● **The problem**: Reproduce the records below word for word.

++++++++++

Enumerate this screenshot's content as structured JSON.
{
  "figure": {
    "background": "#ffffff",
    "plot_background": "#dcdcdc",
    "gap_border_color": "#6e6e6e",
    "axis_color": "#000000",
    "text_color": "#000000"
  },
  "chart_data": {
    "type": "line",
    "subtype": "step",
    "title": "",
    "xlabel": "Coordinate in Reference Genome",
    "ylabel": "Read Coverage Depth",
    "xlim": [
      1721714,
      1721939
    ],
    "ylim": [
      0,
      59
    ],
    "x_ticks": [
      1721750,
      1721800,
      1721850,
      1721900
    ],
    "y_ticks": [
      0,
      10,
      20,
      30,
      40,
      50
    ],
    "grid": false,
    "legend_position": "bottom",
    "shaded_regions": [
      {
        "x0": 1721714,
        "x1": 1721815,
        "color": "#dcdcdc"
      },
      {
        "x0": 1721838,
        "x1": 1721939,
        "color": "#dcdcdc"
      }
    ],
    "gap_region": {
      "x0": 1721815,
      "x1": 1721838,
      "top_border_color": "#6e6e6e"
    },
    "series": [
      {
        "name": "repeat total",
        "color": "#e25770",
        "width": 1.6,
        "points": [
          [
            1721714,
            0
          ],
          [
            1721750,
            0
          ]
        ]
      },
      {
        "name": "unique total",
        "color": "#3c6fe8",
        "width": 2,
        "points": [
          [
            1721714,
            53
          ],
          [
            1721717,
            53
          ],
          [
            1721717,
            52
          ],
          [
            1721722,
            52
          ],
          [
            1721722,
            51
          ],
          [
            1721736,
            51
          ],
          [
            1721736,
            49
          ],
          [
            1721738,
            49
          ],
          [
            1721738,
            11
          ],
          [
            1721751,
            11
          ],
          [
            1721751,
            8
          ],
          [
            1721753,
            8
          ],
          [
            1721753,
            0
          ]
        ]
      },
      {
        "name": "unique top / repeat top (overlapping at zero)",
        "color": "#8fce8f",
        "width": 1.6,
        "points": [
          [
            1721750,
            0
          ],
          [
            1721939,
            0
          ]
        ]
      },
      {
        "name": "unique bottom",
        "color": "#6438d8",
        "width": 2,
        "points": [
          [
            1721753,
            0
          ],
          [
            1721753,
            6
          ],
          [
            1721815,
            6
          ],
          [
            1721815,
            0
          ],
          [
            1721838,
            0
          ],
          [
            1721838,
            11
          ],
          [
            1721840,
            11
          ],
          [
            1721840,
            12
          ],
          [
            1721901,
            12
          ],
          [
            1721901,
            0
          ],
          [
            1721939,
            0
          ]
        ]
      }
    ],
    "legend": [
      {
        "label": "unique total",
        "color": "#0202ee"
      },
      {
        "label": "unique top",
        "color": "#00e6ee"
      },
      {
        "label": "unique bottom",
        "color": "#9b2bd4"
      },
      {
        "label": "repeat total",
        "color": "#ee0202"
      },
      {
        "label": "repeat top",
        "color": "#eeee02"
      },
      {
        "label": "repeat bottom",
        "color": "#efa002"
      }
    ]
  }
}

++++++++++

● **Task answer**:
Enumerate this screenshot's content as structured JSON.
{
  "figure": {
    "background": "#ffffff",
    "plot_background": "#dcdcdc",
    "gap_border_color": "#6e6e6e",
    "axis_color": "#000000",
    "text_color": "#000000"
  },
  "chart_data": {
    "type": "line",
    "subtype": "step",
    "title": "",
    "xlabel": "Coordinate in Reference Genome",
    "ylabel": "Read Coverage Depth",
    "xlim": [
      1721714,
      1721939
    ],
    "ylim": [
      0,
      59
    ],
    "x_ticks": [
      1721750,
      1721800,
      1721850,
      1721900
    ],
    "y_ticks": [
      0,
      10,
      20,
      30,
      40,
      50
    ],
    "grid": false,
    "legend_position": "bottom",
    "shaded_regions": [
      {
        "x0": 1721714,
        "x1": 1721815,
        "color": "#dcdcdc"
      },
      {
        "x0": 1721838,
        "x1": 1721939,
        "color": "#dcdcdc"
      }
    ],
    "gap_region": {
      "x0": 1721815,
      "x1": 1721838,
      "top_border_color": "#6e6e6e"
    },
    "series": [
      {
        "name": "repeat total",
        "color": "#e25770",
        "width": 1.6,
        "points": [
          [
            1721714,
            0
          ],
          [
            1721750,
            0
          ]
        ]
      },
      {
        "name": "unique total",
        "color": "#3c6fe8",
        "width": 2,
        "points": [
          [
            1721714,
            53
          ],
          [
            1721717,
            53
          ],
          [
            1721717,
            52
          ],
          [
            1721722,
            52
          ],
          [
            1721722,
            51
          ],
          [
            1721736,
            51
          ],
          [
            1721736,
            49
          ],
          [
            1721738,
            49
          ],
          [
            1721738,
            11
          ],
          [
            1721751,
            11
          ],
          [
            1721751,
            8
          ],
          [
            1721753,
            8
          ],
          [
            1721753,
            0
          ]
        ]
      },
      {
        "name": "unique top / repeat top (overlapping at zero)",
        "color": "#8fce8f",
        "width": 1.6,
        "points": [
          [
            1721750,
            0
          ],
          [
            1721939,
            0
          ]
        ]
      },
      {
        "name": "unique bottom",
        "color": "#6438d8",
        "width": 2,
        "points": [
          [
            1721753,
            0
          ],
          [
            1721753,
            6
          ],
          [
            1721815,
            6
          ],
          [
            1721815,
            0
          ],
          [
            1721838,
            0
          ],
          [
            1721838,
            11
          ],
          [
            1721840,
            11
          ],
          [
            1721840,
            12
          ],
          [
            1721901,
            12
          ],
          [
            1721901,
            0
          ],
          [
            1721939,
            0
          ]
        ]
      }
    ],
    "legend": [
      {
        "label": "unique total",
        "color": "#0202ee"
      },
      {
        "label": "unique top",
        "color": "#00e6ee"
      },
      {
        "label": "unique bottom",
        "color": "#9b2bd4"
      },
      {
        "label": "repeat total",
        "color": "#ee0202"
      },
      {
        "label": "repeat top",
        "color": "#eeee02"
      },
      {
        "label": "repeat bottom",
        "color": "#efa002"
      }
    ]
  }
}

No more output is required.